Request: Your task is to copy every line of this material exactly.

Records:

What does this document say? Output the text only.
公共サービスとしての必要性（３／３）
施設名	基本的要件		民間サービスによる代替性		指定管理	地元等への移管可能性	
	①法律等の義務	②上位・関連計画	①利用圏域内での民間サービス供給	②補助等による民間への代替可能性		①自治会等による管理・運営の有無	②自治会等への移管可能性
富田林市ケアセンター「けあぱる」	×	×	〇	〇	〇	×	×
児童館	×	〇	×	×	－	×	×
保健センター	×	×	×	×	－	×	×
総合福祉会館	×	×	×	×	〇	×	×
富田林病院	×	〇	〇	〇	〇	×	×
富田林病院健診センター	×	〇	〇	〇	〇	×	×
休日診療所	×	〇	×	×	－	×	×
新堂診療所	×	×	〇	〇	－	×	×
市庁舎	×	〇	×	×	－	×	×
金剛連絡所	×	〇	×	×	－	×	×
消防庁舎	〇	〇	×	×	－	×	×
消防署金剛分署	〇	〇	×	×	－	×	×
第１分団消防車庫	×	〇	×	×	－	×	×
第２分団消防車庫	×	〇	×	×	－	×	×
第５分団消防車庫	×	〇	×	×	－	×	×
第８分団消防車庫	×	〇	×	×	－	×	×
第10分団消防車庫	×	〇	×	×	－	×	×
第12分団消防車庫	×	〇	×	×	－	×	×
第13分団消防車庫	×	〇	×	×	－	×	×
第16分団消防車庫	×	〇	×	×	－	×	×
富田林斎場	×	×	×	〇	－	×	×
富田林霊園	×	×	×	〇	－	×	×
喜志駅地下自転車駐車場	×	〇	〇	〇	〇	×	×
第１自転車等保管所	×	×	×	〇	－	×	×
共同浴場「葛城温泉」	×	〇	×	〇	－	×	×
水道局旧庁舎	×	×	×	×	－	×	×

Solved exercise:
What does this document say? Output the text only.
公共サービスとしての必要性（３／３）
施設名	基本的要件		民間サービスによる代替性		指定管理	地元等への移管可能性	
	①法律等の義務	②上位・関連計画	①利用圏域内での民間サービス供給	②補助等による民間への代替可能性		①自治会等による管理・運営の有無	②自治会等への移管可能性
富田林市ケアセンター「けあぱる」	×	×	〇	〇	〇	×	×
児童館	×	〇	×	×	－	×	×
保健センター	×	×	×	×	－	×	×
総合福祉会館	×	×	×	×	〇	×	×
富田林病院	×	〇	〇	〇	〇	×	×
富田林病院健診センター	×	〇	〇	〇	〇	×	×
休日診療所	×	〇	×	×	－	×	×
新堂診療所	×	×	〇	〇	－	×	×
市庁舎	×	〇	×	×	－	×	×
金剛連絡所	×	〇	×	×	－	×	×
消防庁舎	〇	〇	×	×	－	×	×
消防署金剛分署	〇	〇	×	×	－	×	×
第１分団消防車庫	×	〇	×	×	－	×	×
第２分団消防車庫	×	〇	×	×	－	×	×
第５分団消防車庫	×	〇	×	×	－	×	×
第８分団消防車庫	×	〇	×	×	－	×	×
第10分団消防車庫	×	〇	×	×	－	×	×
第12分団消防車庫	×	〇	×	×	－	×	×
第13分団消防車庫	×	〇	×	×	－	×	×
第16分団消防車庫	×	〇	×	×	－	×	×
富田林斎場	×	×	×	〇	－	×	×
富田林霊園	×	×	×	〇	－	×	×
喜志駅地下自転車駐車場	×	〇	〇	〇	〇	×	×
第１自転車等保管所	×	×	×	〇	－	×	×
共同浴場「葛城温泉」	×	〇	×	〇	－	×	×
水道局旧庁舎	×	×	×	×	－	×	×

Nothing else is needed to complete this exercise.